▶ _Exercise input_:
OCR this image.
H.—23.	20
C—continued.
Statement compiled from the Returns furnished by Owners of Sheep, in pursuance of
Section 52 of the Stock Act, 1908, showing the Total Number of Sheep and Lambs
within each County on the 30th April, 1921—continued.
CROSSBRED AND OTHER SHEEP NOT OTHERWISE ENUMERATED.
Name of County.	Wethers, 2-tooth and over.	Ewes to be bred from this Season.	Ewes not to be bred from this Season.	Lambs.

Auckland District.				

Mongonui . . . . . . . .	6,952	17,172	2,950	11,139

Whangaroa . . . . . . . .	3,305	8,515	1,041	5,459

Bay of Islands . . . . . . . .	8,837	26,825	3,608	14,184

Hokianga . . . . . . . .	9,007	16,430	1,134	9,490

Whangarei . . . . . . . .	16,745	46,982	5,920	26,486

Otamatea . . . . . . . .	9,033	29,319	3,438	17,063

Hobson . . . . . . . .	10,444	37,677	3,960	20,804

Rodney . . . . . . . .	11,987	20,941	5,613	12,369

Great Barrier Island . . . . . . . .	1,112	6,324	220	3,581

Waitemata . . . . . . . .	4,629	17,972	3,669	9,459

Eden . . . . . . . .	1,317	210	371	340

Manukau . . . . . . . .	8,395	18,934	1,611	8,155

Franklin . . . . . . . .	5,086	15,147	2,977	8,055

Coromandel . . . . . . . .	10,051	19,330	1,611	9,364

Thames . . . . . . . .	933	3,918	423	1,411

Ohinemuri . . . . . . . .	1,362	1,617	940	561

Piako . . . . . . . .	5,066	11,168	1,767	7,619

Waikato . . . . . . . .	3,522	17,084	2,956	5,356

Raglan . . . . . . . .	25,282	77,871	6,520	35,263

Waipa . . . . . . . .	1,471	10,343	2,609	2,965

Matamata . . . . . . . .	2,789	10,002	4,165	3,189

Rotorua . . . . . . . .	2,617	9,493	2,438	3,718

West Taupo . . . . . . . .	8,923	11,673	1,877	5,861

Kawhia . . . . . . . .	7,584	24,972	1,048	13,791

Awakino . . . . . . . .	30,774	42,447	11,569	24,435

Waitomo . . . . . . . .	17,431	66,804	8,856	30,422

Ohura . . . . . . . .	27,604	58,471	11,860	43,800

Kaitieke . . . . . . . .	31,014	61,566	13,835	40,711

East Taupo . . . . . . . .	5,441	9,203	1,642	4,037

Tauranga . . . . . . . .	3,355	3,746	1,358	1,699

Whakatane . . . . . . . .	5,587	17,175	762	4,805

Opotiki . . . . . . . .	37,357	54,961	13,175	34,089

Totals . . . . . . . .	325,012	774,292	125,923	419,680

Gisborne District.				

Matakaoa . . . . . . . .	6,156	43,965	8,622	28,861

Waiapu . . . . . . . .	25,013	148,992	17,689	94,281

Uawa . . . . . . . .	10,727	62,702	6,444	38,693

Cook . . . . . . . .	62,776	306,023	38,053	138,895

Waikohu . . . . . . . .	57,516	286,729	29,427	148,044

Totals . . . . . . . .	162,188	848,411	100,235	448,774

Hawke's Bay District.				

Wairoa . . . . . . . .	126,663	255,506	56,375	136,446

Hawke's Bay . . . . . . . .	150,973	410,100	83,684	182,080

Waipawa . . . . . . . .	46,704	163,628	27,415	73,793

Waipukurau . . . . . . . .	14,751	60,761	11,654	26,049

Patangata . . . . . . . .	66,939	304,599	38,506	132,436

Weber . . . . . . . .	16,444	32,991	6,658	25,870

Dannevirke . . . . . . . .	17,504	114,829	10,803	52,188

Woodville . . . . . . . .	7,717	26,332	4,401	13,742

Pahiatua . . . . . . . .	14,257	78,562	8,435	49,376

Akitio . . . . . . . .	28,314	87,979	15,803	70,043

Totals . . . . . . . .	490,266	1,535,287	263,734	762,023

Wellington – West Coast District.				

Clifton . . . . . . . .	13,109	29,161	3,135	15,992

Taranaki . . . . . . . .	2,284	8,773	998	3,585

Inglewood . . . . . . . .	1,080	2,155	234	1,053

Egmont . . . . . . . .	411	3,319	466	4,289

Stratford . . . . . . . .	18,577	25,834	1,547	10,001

▶ _The task_: Gather every line from the listing above in which the word "Lambs" appears.

▶ _Exercise solution_:
Section 52 of the Stock Act, 1908, showing the Total Number of Sheep and Lambs
Name of County.	Wethers, 2-tooth and over.	Ewes to be bred from this Season.	Ewes not to be bred from this Season.	Lambs.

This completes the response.